===== DATA PROVIDED =====
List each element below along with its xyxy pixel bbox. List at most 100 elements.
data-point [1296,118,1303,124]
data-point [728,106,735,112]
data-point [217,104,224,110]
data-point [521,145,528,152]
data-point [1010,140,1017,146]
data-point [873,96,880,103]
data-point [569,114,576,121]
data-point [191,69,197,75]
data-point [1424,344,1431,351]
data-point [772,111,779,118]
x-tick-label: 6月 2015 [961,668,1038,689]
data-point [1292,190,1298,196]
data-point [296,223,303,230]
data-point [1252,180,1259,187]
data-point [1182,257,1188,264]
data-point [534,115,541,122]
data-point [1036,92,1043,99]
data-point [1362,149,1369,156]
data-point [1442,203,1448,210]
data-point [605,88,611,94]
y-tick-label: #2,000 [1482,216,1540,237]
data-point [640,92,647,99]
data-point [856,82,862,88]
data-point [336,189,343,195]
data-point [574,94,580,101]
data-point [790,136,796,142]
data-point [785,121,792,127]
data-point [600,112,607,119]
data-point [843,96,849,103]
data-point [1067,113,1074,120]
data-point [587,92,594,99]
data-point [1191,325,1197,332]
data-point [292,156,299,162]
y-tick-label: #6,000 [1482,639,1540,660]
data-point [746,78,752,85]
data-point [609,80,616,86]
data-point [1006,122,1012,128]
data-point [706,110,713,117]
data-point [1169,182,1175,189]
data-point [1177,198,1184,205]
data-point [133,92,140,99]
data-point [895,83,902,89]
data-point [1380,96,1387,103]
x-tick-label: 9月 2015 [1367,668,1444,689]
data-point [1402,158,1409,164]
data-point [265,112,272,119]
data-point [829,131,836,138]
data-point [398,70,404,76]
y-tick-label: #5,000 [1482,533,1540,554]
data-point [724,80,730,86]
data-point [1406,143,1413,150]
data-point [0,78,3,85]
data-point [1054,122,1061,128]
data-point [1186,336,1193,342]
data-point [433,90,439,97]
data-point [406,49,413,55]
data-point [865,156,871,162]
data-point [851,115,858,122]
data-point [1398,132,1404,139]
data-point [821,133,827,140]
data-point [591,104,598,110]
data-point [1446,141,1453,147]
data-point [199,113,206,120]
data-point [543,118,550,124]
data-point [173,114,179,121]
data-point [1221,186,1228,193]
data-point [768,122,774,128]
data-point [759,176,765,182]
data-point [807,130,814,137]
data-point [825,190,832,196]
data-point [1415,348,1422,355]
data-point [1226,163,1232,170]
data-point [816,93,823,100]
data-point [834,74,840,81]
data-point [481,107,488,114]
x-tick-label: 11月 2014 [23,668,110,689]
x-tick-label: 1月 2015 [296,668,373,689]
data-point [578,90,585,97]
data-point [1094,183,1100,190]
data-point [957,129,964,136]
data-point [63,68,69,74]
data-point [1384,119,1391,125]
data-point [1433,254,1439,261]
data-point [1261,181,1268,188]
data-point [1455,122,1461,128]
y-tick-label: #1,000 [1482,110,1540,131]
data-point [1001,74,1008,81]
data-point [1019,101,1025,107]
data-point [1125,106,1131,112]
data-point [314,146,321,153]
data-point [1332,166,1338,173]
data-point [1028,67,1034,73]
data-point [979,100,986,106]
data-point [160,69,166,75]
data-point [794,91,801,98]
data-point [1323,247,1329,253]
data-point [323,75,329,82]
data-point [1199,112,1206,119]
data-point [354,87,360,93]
=====
PROBLEM REQUIREMENTS: Reproduce the entries above verbatim, line for line and in their original order.

ANSWER FOR THE TASK:
List each element below along with its xyxy pixel bbox. List at most 100 elements.
data-point [1296,118,1303,124]
data-point [728,106,735,112]
data-point [217,104,224,110]
data-point [521,145,528,152]
data-point [1010,140,1017,146]
data-point [873,96,880,103]
data-point [569,114,576,121]
data-point [191,69,197,75]
data-point [1424,344,1431,351]
data-point [772,111,779,118]
x-tick-label: 6月 2015 [961,668,1038,689]
data-point [1292,190,1298,196]
data-point [296,223,303,230]
data-point [1252,180,1259,187]
data-point [1182,257,1188,264]
data-point [534,115,541,122]
data-point [1036,92,1043,99]
data-point [1362,149,1369,156]
data-point [1442,203,1448,210]
data-point [605,88,611,94]
y-tick-label: #2,000 [1482,216,1540,237]
data-point [640,92,647,99]
data-point [856,82,862,88]
data-point [336,189,343,195]
data-point [574,94,580,101]
data-point [790,136,796,142]
data-point [785,121,792,127]
data-point [600,112,607,119]
data-point [843,96,849,103]
data-point [1067,113,1074,120]
data-point [587,92,594,99]
data-point [1191,325,1197,332]
data-point [292,156,299,162]
y-tick-label: #6,000 [1482,639,1540,660]
data-point [746,78,752,85]
data-point [609,80,616,86]
data-point [1006,122,1012,128]
data-point [706,110,713,117]
data-point [1169,182,1175,189]
data-point [1177,198,1184,205]
data-point [133,92,140,99]
data-point [895,83,902,89]
data-point [1380,96,1387,103]
x-tick-label: 9月 2015 [1367,668,1444,689]
data-point [1402,158,1409,164]
data-point [265,112,272,119]
data-point [829,131,836,138]
data-point [398,70,404,76]
y-tick-label: #5,000 [1482,533,1540,554]
data-point [724,80,730,86]
data-point [1406,143,1413,150]
data-point [0,78,3,85]
data-point [1054,122,1061,128]
data-point [1186,336,1193,342]
data-point [433,90,439,97]
data-point [406,49,413,55]
data-point [865,156,871,162]
data-point [851,115,858,122]
data-point [1398,132,1404,139]
data-point [821,133,827,140]
data-point [591,104,598,110]
data-point [1446,141,1453,147]
data-point [199,113,206,120]
data-point [543,118,550,124]
data-point [173,114,179,121]
data-point [1221,186,1228,193]
data-point [768,122,774,128]
data-point [759,176,765,182]
data-point [807,130,814,137]
data-point [825,190,832,196]
data-point [1415,348,1422,355]
data-point [1226,163,1232,170]
data-point [816,93,823,100]
data-point [834,74,840,81]
data-point [481,107,488,114]
x-tick-label: 11月 2014 [23,668,110,689]
x-tick-label: 1月 2015 [296,668,373,689]
data-point [578,90,585,97]
data-point [1094,183,1100,190]
data-point [957,129,964,136]
data-point [63,68,69,74]
data-point [1384,119,1391,125]
data-point [1433,254,1439,261]
data-point [1261,181,1268,188]
data-point [1455,122,1461,128]
y-tick-label: #1,000 [1482,110,1540,131]
data-point [1001,74,1008,81]
data-point [1019,101,1025,107]
data-point [1125,106,1131,112]
data-point [314,146,321,153]
data-point [1332,166,1338,173]
data-point [1028,67,1034,73]
data-point [979,100,986,106]
data-point [160,69,166,75]
data-point [794,91,801,98]
data-point [1323,247,1329,253]
data-point [323,75,329,82]
data-point [1199,112,1206,119]
data-point [354,87,360,93]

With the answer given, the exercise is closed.